**GIVEN RECORDS**
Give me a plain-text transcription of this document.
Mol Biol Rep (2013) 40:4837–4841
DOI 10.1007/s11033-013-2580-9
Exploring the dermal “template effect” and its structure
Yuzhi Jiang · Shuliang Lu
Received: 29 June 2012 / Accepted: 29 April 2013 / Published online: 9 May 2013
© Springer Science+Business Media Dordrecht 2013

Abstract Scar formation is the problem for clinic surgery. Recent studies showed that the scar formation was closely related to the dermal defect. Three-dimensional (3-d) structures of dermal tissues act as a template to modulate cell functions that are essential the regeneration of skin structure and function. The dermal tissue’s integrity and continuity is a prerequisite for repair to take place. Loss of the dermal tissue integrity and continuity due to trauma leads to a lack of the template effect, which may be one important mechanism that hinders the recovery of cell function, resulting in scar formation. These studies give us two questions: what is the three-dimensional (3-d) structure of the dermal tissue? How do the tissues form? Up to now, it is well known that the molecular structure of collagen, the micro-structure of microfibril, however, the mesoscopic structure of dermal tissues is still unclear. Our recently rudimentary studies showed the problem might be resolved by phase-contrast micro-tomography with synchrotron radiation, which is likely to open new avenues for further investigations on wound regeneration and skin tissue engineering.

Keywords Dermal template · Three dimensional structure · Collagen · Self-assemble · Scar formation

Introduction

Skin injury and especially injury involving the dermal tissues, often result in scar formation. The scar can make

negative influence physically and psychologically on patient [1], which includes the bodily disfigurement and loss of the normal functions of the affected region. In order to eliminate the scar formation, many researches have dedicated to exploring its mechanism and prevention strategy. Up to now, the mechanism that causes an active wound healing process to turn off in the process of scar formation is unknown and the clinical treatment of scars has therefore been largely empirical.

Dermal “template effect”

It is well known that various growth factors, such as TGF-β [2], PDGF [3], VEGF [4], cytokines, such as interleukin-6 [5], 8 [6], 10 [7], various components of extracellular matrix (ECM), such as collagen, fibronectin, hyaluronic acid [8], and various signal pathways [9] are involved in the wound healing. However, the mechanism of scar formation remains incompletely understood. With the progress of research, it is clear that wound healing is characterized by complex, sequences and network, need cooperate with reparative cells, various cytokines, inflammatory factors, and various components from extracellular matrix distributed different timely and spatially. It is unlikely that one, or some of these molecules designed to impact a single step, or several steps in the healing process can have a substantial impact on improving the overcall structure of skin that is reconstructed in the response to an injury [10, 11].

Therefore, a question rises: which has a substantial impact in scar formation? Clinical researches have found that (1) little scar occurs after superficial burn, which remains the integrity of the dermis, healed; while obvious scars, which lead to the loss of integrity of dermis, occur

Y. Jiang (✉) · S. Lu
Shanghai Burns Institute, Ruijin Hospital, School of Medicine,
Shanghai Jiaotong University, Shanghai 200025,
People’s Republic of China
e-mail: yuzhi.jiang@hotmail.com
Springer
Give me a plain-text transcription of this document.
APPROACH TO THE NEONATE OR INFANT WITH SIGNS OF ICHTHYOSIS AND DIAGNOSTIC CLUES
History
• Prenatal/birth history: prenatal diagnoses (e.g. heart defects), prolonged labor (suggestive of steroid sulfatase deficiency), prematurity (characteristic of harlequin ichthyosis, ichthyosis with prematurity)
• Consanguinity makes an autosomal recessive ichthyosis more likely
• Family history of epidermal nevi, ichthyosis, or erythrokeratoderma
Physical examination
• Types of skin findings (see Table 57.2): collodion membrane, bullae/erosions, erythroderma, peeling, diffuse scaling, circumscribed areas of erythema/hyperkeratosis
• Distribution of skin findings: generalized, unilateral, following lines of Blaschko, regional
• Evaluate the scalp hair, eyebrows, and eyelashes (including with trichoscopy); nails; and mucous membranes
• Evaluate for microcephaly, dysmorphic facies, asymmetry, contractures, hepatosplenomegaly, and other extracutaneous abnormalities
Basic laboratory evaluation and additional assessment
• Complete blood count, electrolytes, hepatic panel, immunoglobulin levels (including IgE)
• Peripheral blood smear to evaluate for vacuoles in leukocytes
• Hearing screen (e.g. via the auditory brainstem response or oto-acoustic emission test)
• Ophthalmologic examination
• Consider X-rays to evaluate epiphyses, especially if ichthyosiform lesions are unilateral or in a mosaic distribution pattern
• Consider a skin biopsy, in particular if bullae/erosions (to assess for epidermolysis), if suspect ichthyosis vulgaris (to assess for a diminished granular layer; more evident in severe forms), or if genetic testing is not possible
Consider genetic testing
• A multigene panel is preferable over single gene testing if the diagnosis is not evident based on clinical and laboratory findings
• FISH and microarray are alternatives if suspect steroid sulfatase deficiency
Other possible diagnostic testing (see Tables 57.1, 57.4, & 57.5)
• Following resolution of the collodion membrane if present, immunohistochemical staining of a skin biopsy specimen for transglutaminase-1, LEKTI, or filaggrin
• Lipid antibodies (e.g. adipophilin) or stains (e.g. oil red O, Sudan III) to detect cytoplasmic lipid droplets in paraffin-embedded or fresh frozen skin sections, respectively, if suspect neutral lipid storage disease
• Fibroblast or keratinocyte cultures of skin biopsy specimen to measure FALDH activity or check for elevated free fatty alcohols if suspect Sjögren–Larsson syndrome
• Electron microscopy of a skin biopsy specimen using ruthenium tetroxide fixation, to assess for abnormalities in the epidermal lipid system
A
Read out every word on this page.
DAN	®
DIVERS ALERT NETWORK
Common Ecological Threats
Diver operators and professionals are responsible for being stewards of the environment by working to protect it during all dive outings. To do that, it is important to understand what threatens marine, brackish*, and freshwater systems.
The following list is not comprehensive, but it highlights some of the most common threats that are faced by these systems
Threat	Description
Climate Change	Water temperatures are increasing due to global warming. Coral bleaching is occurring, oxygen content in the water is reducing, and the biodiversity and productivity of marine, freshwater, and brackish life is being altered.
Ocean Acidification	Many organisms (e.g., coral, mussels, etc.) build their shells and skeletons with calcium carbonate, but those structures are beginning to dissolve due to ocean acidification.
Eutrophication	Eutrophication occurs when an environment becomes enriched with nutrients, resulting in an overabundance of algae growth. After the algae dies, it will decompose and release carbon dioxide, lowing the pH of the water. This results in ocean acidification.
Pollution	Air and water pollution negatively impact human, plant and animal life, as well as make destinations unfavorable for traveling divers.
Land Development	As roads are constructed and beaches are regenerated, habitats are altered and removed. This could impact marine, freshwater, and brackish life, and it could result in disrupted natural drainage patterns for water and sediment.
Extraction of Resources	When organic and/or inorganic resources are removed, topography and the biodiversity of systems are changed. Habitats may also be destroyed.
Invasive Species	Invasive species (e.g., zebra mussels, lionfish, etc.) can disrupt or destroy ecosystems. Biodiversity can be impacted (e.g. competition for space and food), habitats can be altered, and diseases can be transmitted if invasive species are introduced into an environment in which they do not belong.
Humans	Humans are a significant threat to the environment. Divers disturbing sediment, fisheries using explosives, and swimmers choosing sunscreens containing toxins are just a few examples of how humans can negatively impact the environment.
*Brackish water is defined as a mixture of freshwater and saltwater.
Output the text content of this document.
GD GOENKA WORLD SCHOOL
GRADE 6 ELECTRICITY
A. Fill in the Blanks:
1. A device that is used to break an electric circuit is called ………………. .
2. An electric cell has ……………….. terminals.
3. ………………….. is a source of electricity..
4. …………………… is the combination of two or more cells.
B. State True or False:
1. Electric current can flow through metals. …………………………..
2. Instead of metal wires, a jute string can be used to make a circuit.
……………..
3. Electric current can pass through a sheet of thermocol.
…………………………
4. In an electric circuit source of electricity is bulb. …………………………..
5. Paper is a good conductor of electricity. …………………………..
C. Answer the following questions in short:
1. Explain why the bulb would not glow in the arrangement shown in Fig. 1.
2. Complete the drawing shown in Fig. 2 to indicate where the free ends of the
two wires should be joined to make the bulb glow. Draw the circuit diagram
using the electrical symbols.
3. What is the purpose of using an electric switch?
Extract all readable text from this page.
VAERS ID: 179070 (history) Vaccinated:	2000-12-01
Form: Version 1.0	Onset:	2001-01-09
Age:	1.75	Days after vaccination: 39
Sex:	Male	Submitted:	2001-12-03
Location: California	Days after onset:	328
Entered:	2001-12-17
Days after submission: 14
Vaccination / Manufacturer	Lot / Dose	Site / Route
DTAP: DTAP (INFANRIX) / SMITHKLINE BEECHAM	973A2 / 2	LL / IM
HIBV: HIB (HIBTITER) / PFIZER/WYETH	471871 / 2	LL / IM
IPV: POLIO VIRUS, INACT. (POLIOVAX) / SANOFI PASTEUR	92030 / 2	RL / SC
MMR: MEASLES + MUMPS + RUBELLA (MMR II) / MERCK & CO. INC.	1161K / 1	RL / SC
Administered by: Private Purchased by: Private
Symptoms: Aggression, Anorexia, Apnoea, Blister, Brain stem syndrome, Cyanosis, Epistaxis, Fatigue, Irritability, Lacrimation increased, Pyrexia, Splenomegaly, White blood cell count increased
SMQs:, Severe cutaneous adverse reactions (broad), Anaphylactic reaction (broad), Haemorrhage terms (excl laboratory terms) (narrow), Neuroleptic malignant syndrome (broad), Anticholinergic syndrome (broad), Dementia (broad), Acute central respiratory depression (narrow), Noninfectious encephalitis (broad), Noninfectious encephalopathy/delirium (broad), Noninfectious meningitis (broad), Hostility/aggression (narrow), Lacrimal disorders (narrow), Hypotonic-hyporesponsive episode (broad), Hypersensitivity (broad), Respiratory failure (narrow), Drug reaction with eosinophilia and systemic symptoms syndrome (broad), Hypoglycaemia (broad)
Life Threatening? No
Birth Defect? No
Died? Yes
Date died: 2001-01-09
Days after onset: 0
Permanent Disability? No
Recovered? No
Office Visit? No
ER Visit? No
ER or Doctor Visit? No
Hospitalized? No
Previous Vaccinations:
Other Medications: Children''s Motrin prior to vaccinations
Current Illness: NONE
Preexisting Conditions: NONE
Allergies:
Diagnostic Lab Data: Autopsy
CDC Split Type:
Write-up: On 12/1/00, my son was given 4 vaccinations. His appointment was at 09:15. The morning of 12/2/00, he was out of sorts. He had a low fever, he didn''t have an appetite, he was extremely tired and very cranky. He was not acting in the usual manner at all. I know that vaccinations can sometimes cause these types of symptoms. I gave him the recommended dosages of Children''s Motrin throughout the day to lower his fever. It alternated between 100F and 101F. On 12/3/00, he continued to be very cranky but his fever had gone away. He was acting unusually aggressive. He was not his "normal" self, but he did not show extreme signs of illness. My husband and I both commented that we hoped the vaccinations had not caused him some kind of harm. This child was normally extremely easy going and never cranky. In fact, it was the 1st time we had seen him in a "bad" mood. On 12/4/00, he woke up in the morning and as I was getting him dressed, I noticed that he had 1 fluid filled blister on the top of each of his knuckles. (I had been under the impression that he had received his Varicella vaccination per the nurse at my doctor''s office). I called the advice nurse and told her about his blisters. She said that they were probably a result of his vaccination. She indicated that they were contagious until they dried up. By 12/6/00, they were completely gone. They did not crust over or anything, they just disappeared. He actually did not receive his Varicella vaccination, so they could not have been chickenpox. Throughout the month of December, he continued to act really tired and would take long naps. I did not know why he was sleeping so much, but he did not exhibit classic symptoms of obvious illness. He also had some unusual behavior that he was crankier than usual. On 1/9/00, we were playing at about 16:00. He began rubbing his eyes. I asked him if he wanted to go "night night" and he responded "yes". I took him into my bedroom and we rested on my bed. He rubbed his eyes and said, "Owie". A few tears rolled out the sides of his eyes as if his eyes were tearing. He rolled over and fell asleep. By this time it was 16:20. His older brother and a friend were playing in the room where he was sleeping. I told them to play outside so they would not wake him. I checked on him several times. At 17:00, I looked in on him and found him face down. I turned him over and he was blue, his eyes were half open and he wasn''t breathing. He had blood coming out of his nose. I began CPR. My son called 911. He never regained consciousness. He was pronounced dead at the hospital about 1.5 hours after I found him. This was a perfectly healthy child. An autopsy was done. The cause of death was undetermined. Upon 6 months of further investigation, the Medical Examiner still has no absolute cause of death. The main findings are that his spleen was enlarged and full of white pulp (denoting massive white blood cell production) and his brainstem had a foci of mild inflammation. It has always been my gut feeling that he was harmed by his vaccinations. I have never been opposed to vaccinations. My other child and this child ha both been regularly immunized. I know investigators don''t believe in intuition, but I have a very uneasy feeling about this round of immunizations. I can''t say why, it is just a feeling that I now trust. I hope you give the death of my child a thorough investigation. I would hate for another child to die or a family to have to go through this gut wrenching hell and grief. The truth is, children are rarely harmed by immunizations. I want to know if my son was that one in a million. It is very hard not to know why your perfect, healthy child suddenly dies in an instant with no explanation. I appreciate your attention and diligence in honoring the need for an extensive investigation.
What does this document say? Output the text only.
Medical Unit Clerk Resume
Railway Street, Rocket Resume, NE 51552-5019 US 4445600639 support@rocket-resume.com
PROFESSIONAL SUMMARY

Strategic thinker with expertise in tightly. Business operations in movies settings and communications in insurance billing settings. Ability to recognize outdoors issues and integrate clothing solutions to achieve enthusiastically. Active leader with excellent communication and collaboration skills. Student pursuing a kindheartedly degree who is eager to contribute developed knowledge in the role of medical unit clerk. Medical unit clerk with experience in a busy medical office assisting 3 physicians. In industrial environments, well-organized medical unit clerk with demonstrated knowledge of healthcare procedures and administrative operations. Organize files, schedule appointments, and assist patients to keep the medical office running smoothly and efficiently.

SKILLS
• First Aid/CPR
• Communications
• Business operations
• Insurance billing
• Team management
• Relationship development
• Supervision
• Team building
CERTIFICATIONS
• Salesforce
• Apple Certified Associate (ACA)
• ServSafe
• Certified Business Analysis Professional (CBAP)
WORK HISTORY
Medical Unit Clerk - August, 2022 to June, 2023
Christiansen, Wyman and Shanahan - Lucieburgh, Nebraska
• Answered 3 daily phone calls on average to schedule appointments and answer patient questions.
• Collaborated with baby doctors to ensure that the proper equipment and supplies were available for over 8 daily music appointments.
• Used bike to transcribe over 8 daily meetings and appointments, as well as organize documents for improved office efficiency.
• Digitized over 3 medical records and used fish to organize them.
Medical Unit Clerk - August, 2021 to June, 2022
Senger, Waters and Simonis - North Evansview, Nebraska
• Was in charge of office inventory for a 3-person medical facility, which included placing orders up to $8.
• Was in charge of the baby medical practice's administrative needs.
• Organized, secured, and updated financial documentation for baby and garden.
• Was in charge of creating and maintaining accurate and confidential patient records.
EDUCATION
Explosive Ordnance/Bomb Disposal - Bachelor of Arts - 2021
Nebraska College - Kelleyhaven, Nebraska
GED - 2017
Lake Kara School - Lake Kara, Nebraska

**WORK INSTRUCTIONS**
Copy, from the data above, every line where the word "genetic" appears.

**PROBLEM SOLUTION**
• Consider a skin biopsy, in particular if bullae/erosions (to assess for epidermolysis), if suspect ichthyosis vulgaris (to assess for a diminished granular layer; more evident in severe forms), or if genetic testing is not possible
Consider genetic testing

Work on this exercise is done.